Pictures do not belong in your copy. Repeat all the other data exactly.

***

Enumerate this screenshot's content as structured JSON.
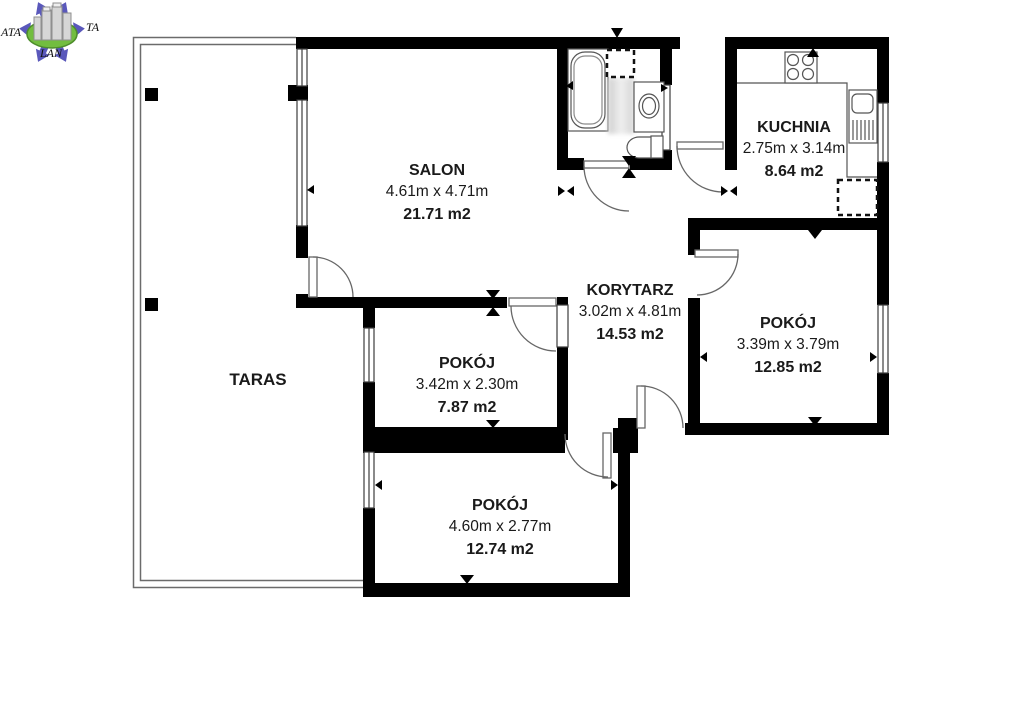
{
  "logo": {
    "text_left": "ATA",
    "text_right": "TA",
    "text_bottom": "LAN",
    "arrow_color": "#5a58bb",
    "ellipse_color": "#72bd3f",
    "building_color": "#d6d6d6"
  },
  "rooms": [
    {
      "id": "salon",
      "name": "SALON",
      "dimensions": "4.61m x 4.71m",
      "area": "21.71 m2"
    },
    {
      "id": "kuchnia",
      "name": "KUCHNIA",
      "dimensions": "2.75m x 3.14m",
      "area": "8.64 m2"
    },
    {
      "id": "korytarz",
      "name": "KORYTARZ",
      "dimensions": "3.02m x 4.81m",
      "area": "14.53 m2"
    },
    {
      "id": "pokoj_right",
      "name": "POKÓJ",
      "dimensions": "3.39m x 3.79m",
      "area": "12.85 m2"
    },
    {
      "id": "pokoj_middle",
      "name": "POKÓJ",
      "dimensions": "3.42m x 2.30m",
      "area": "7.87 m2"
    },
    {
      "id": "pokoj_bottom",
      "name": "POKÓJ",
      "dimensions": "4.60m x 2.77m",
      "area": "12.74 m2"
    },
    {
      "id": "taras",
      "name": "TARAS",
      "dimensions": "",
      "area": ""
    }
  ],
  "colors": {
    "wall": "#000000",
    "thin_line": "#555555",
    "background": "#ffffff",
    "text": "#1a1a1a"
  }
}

***

• [Task response]:
Enumerate this screenshot's content as structured JSON.
{
  "logo": {
    "text_left": "ATA",
    "text_right": "TA",
    "text_bottom": "LAN",
    "arrow_color": "#5a58bb",
    "ellipse_color": "#72bd3f",
    "building_color": "#d6d6d6"
  },
  "rooms": [
    {
      "id": "salon",
      "name": "SALON",
      "dimensions": "4.61m x 4.71m",
      "area": "21.71 m2"
    },
    {
      "id": "kuchnia",
      "name": "KUCHNIA",
      "dimensions": "2.75m x 3.14m",
      "area": "8.64 m2"
    },
    {
      "id": "korytarz",
      "name": "KORYTARZ",
      "dimensions": "3.02m x 4.81m",
      "area": "14.53 m2"
    },
    {
      "id": "pokoj_right",
      "name": "POKÓJ",
      "dimensions": "3.39m x 3.79m",
      "area": "12.85 m2"
    },
    {
      "id": "pokoj_middle",
      "name": "POKÓJ",
      "dimensions": "3.42m x 2.30m",
      "area": "7.87 m2"
    },
    {
      "id": "pokoj_bottom",
      "name": "POKÓJ",
      "dimensions": "4.60m x 2.77m",
      "area": "12.74 m2"
    },
    {
      "id": "taras",
      "name": "TARAS",
      "dimensions": "",
      "area": ""
    }
  ],
  "colors": {
    "wall": "#000000",
    "thin_line": "#555555",
    "background": "#ffffff",
    "text": "#1a1a1a"
  }
}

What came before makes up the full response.